----- The input

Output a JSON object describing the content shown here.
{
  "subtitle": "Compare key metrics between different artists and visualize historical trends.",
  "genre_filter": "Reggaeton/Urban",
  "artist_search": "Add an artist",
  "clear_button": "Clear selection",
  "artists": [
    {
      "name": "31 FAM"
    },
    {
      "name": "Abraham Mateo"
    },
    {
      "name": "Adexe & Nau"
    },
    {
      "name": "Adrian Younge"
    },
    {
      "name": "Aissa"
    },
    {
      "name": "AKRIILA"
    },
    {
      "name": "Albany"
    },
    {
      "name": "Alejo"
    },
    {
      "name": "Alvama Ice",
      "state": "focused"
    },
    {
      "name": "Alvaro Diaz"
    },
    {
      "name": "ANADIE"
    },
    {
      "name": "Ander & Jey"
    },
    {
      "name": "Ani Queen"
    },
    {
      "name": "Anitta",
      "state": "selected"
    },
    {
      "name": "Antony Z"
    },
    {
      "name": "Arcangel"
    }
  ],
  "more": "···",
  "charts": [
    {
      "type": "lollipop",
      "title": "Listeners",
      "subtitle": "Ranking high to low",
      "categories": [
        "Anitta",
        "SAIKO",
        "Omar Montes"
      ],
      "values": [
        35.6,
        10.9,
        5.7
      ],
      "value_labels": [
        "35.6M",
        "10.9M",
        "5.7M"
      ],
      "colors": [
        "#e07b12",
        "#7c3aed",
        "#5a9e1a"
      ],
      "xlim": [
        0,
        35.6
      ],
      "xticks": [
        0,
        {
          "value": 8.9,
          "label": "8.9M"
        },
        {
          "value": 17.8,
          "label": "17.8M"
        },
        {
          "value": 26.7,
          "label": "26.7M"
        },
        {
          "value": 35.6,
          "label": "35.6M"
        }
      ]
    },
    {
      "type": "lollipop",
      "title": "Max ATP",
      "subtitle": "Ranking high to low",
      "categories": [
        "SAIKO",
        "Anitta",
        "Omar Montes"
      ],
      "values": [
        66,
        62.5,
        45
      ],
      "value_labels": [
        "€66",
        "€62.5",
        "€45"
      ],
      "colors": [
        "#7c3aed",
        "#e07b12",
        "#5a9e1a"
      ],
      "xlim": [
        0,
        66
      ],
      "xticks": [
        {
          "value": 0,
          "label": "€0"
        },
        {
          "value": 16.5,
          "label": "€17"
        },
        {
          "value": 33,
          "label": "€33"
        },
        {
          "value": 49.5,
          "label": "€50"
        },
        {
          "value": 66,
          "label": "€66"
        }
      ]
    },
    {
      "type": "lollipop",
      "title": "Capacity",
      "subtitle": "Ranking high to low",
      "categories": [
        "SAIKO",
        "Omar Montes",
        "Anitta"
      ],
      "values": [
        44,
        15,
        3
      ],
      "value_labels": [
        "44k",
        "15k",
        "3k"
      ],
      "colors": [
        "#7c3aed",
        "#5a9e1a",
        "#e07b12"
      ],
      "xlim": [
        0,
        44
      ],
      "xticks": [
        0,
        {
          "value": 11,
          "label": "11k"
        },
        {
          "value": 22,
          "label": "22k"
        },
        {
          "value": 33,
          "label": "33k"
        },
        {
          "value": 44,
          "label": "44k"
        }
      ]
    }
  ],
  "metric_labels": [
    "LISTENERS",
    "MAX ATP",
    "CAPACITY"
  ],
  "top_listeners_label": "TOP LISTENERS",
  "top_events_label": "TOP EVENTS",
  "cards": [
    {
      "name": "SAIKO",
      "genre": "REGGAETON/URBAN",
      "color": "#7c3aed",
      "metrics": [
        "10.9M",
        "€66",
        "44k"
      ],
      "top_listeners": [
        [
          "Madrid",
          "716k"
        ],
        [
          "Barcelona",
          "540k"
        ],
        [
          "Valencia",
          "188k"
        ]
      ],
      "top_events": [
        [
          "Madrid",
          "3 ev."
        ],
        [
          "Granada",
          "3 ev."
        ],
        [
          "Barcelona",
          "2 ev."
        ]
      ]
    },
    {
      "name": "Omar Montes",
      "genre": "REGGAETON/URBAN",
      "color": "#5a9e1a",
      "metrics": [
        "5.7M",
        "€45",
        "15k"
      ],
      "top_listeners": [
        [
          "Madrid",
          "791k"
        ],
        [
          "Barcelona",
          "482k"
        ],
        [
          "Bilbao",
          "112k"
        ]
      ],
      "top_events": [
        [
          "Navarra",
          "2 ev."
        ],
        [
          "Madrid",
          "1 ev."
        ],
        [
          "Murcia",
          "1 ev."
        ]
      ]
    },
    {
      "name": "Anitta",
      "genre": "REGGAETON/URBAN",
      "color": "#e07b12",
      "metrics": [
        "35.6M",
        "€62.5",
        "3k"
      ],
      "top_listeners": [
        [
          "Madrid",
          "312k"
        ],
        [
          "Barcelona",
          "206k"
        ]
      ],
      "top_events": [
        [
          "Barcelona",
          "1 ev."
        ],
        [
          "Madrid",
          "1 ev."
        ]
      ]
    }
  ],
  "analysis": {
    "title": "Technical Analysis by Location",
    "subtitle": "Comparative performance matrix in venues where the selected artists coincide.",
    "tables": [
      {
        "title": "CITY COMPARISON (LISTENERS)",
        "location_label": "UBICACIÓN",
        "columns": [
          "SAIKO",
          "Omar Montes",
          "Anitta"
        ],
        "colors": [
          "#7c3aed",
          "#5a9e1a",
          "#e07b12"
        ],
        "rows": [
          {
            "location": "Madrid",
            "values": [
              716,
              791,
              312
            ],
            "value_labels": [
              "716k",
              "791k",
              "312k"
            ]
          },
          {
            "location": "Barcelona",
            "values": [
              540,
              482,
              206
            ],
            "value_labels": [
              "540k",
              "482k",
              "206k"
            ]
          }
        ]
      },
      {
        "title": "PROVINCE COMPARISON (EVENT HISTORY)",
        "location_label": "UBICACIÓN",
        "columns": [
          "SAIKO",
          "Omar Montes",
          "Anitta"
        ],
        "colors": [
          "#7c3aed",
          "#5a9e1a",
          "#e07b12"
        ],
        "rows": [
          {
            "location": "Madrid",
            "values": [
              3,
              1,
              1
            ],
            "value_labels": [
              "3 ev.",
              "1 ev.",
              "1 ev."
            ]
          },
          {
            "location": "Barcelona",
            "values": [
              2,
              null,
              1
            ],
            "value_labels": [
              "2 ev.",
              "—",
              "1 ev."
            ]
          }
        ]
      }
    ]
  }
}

----------

Transcribe every entry exactly.

Completed task >>
Output a JSON object describing the content shown here.
{
  "subtitle": "Compare key metrics between different artists and visualize historical trends.",
  "genre_filter": "Reggaeton/Urban",
  "artist_search": "Add an artist",
  "clear_button": "Clear selection",
  "artists": [
    {
      "name": "31 FAM"
    },
    {
      "name": "Abraham Mateo"
    },
    {
      "name": "Adexe & Nau"
    },
    {
      "name": "Adrian Younge"
    },
    {
      "name": "Aissa"
    },
    {
      "name": "AKRIILA"
    },
    {
      "name": "Albany"
    },
    {
      "name": "Alejo"
    },
    {
      "name": "Alvama Ice",
      "state": "focused"
    },
    {
      "name": "Alvaro Diaz"
    },
    {
      "name": "ANADIE"
    },
    {
      "name": "Ander & Jey"
    },
    {
      "name": "Ani Queen"
    },
    {
      "name": "Anitta",
      "state": "selected"
    },
    {
      "name": "Antony Z"
    },
    {
      "name": "Arcangel"
    }
  ],
  "more": "···",
  "charts": [
    {
      "type": "lollipop",
      "title": "Listeners",
      "subtitle": "Ranking high to low",
      "categories": [
        "Anitta",
        "SAIKO",
        "Omar Montes"
      ],
      "values": [
        35.6,
        10.9,
        5.7
      ],
      "value_labels": [
        "35.6M",
        "10.9M",
        "5.7M"
      ],
      "colors": [
        "#e07b12",
        "#7c3aed",
        "#5a9e1a"
      ],
      "xlim": [
        0,
        35.6
      ],
      "xticks": [
        0,
        {
          "value": 8.9,
          "label": "8.9M"
        },
        {
          "value": 17.8,
          "label": "17.8M"
        },
        {
          "value": 26.7,
          "label": "26.7M"
        },
        {
          "value": 35.6,
          "label": "35.6M"
        }
      ]
    },
    {
      "type": "lollipop",
      "title": "Max ATP",
      "subtitle": "Ranking high to low",
      "categories": [
        "SAIKO",
        "Anitta",
        "Omar Montes"
      ],
      "values": [
        66,
        62.5,
        45
      ],
      "value_labels": [
        "€66",
        "€62.5",
        "€45"
      ],
      "colors": [
        "#7c3aed",
        "#e07b12",
        "#5a9e1a"
      ],
      "xlim": [
        0,
        66
      ],
      "xticks": [
        {
          "value": 0,
          "label": "€0"
        },
        {
          "value": 16.5,
          "label": "€17"
        },
        {
          "value": 33,
          "label": "€33"
        },
        {
          "value": 49.5,
          "label": "€50"
        },
        {
          "value": 66,
          "label": "€66"
        }
      ]
    },
    {
      "type": "lollipop",
      "title": "Capacity",
      "subtitle": "Ranking high to low",
      "categories": [
        "SAIKO",
        "Omar Montes",
        "Anitta"
      ],
      "values": [
        44,
        15,
        3
      ],
      "value_labels": [
        "44k",
        "15k",
        "3k"
      ],
      "colors": [
        "#7c3aed",
        "#5a9e1a",
        "#e07b12"
      ],
      "xlim": [
        0,
        44
      ],
      "xticks": [
        0,
        {
          "value": 11,
          "label": "11k"
        },
        {
          "value": 22,
          "label": "22k"
        },
        {
          "value": 33,
          "label": "33k"
        },
        {
          "value": 44,
          "label": "44k"
        }
      ]
    }
  ],
  "metric_labels": [
    "LISTENERS",
    "MAX ATP",
    "CAPACITY"
  ],
  "top_listeners_label": "TOP LISTENERS",
  "top_events_label": "TOP EVENTS",
  "cards": [
    {
      "name": "SAIKO",
      "genre": "REGGAETON/URBAN",
      "color": "#7c3aed",
      "metrics": [
        "10.9M",
        "€66",
        "44k"
      ],
      "top_listeners": [
        [
          "Madrid",
          "716k"
        ],
        [
          "Barcelona",
          "540k"
        ],
        [
          "Valencia",
          "188k"
        ]
      ],
      "top_events": [
        [
          "Madrid",
          "3 ev."
        ],
        [
          "Granada",
          "3 ev."
        ],
        [
          "Barcelona",
          "2 ev."
        ]
      ]
    },
    {
      "name": "Omar Montes",
      "genre": "REGGAETON/URBAN",
      "color": "#5a9e1a",
      "metrics": [
        "5.7M",
        "€45",
        "15k"
      ],
      "top_listeners": [
        [
          "Madrid",
          "791k"
        ],
        [
          "Barcelona",
          "482k"
        ],
        [
          "Bilbao",
          "112k"
        ]
      ],
      "top_events": [
        [
          "Navarra",
          "2 ev."
        ],
        [
          "Madrid",
          "1 ev."
        ],
        [
          "Murcia",
          "1 ev."
        ]
      ]
    },
    {
      "name": "Anitta",
      "genre": "REGGAETON/URBAN",
      "color": "#e07b12",
      "metrics": [
        "35.6M",
        "€62.5",
        "3k"
      ],
      "top_listeners": [
        [
          "Madrid",
          "312k"
        ],
        [
          "Barcelona",
          "206k"
        ]
      ],
      "top_events": [
        [
          "Barcelona",
          "1 ev."
        ],
        [
          "Madrid",
          "1 ev."
        ]
      ]
    }
  ],
  "analysis": {
    "title": "Technical Analysis by Location",
    "subtitle": "Comparative performance matrix in venues where the selected artists coincide.",
    "tables": [
      {
        "title": "CITY COMPARISON (LISTENERS)",
        "location_label": "UBICACIÓN",
        "columns": [
          "SAIKO",
          "Omar Montes",
          "Anitta"
        ],
        "colors": [
          "#7c3aed",
          "#5a9e1a",
          "#e07b12"
        ],
        "rows": [
          {
            "location": "Madrid",
            "values": [
              716,
              791,
              312
            ],
            "value_labels": [
              "716k",
              "791k",
              "312k"
            ]
          },
          {
            "location": "Barcelona",
            "values": [
              540,
              482,
              206
            ],
            "value_labels": [
              "540k",
              "482k",
              "206k"
            ]
          }
        ]
      },
      {
        "title": "PROVINCE COMPARISON (EVENT HISTORY)",
        "location_label": "UBICACIÓN",
        "columns": [
          "SAIKO",
          "Omar Montes",
          "Anitta"
        ],
        "colors": [
          "#7c3aed",
          "#5a9e1a",
          "#e07b12"
        ],
        "rows": [
          {
            "location": "Madrid",
            "values": [
              3,
              1,
              1
            ],
            "value_labels": [
              "3 ev.",
              "1 ev.",
              "1 ev."
            ]
          },
          {
            "location": "Barcelona",
            "values": [
              2,
              null,
              1
            ],
            "value_labels": [
              "2 ev.",
              "—",
              "1 ev."
            ]
          }
        ]
      }
    ]
  }
}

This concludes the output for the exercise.